»»

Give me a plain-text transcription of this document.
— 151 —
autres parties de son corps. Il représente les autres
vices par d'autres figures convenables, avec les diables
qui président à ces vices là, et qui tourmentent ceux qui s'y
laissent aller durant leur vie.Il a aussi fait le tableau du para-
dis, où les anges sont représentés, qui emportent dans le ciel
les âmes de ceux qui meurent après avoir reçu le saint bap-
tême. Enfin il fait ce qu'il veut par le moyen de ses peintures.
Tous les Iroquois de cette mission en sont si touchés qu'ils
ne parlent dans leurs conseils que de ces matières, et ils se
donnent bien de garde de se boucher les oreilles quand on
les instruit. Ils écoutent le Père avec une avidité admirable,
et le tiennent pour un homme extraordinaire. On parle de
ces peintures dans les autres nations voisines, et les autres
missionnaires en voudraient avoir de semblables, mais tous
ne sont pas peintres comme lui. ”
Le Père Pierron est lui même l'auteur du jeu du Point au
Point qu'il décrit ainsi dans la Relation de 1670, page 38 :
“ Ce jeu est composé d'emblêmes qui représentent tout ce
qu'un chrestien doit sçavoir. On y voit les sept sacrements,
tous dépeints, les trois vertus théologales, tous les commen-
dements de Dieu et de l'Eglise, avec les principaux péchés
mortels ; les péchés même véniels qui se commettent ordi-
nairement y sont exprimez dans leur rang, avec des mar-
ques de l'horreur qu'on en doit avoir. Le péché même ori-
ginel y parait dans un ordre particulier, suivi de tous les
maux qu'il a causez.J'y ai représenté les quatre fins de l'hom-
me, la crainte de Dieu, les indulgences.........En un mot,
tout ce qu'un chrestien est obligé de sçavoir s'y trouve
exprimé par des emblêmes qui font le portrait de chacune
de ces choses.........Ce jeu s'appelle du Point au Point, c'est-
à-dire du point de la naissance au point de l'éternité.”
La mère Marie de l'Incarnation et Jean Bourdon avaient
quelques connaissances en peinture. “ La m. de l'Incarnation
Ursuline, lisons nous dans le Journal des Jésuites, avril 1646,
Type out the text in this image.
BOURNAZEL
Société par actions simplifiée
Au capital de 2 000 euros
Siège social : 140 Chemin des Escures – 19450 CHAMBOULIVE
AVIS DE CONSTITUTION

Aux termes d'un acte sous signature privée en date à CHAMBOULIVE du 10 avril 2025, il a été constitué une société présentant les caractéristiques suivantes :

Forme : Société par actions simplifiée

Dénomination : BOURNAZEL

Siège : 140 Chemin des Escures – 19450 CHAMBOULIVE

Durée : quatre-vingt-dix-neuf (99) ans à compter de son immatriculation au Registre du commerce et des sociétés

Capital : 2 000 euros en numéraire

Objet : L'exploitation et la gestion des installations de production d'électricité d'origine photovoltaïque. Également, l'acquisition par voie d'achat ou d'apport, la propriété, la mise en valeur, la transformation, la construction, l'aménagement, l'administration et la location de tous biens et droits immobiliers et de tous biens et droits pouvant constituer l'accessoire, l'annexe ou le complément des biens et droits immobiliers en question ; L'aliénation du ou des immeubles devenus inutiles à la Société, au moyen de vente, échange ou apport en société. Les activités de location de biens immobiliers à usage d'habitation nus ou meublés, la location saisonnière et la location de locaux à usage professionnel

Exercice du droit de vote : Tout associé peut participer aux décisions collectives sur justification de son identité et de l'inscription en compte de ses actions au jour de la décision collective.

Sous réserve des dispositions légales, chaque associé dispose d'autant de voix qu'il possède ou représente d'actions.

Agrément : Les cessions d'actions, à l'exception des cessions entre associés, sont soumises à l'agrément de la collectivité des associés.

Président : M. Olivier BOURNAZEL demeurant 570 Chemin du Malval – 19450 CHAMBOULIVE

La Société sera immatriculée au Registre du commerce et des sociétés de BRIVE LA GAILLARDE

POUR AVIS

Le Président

««

*PROBLEM DESCRIPTION*
Reproduce each line of the material containing the word "vices".

*THE REPLY*
vices par d'autres figures convenables, avec les diables
qui président à ces vices là, et qui tourmentent ceux qui s'y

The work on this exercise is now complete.